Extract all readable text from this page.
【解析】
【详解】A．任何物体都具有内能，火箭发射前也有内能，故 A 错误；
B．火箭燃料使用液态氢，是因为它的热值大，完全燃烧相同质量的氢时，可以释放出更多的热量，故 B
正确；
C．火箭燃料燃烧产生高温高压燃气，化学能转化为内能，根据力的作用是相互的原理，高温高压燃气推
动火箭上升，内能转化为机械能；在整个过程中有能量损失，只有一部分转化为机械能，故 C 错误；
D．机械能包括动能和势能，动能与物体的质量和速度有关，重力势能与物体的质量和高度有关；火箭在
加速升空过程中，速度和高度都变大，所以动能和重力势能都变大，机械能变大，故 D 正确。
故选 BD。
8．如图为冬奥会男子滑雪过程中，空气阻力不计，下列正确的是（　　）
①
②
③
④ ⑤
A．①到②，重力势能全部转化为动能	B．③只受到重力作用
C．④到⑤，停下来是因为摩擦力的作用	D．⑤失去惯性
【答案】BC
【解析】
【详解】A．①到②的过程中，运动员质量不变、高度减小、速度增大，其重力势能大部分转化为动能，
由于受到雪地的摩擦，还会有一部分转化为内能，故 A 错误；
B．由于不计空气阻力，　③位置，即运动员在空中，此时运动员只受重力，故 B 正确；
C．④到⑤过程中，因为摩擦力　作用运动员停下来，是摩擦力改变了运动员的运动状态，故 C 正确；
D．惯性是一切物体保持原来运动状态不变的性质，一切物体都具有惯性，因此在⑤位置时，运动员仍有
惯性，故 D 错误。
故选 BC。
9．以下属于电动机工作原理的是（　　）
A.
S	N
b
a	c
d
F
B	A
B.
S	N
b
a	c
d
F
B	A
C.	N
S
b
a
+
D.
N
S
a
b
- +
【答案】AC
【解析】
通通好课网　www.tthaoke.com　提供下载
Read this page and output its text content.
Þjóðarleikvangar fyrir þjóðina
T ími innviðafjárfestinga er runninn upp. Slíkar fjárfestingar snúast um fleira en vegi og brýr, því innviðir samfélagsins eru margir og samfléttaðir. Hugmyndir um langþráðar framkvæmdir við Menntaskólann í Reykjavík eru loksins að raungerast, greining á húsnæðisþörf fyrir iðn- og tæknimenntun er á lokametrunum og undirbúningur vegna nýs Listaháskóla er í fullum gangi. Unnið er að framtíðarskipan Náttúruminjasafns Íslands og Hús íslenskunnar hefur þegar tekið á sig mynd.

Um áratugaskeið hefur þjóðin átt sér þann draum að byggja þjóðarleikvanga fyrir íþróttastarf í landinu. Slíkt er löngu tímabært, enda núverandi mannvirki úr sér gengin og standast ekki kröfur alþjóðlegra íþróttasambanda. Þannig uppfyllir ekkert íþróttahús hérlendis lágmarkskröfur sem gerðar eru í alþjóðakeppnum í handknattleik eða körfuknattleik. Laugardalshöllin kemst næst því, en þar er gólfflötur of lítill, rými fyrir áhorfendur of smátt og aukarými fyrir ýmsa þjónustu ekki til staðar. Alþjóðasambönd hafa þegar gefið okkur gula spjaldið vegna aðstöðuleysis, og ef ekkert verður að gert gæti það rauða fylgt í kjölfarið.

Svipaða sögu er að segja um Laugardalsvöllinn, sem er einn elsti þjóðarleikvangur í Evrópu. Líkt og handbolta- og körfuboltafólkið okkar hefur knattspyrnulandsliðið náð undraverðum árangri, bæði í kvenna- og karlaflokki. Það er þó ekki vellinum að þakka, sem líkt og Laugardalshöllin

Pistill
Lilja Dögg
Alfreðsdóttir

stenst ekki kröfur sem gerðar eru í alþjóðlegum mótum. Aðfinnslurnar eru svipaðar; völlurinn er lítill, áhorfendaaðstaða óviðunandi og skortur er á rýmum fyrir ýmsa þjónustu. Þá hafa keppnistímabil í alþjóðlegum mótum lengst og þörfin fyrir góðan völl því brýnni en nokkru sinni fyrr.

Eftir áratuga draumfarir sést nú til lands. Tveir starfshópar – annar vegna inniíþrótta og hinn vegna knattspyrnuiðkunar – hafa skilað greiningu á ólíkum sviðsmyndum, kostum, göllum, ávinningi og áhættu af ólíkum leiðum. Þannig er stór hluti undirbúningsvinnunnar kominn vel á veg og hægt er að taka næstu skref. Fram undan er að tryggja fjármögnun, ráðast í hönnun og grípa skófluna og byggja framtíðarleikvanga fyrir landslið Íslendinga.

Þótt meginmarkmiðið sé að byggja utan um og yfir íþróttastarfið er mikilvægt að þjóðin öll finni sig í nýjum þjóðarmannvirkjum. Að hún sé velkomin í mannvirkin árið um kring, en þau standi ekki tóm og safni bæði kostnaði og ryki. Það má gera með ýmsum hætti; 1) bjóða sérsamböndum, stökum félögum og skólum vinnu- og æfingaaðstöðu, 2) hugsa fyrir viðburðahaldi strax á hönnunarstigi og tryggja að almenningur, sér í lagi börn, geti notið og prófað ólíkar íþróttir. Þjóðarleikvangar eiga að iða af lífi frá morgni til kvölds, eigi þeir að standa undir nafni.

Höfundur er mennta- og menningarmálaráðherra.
__________
> What you should do
Check each line of the records above for the string "page", and report every line that has it.

> The reply
Extract all readable text from this page.
Read this page and output its text content.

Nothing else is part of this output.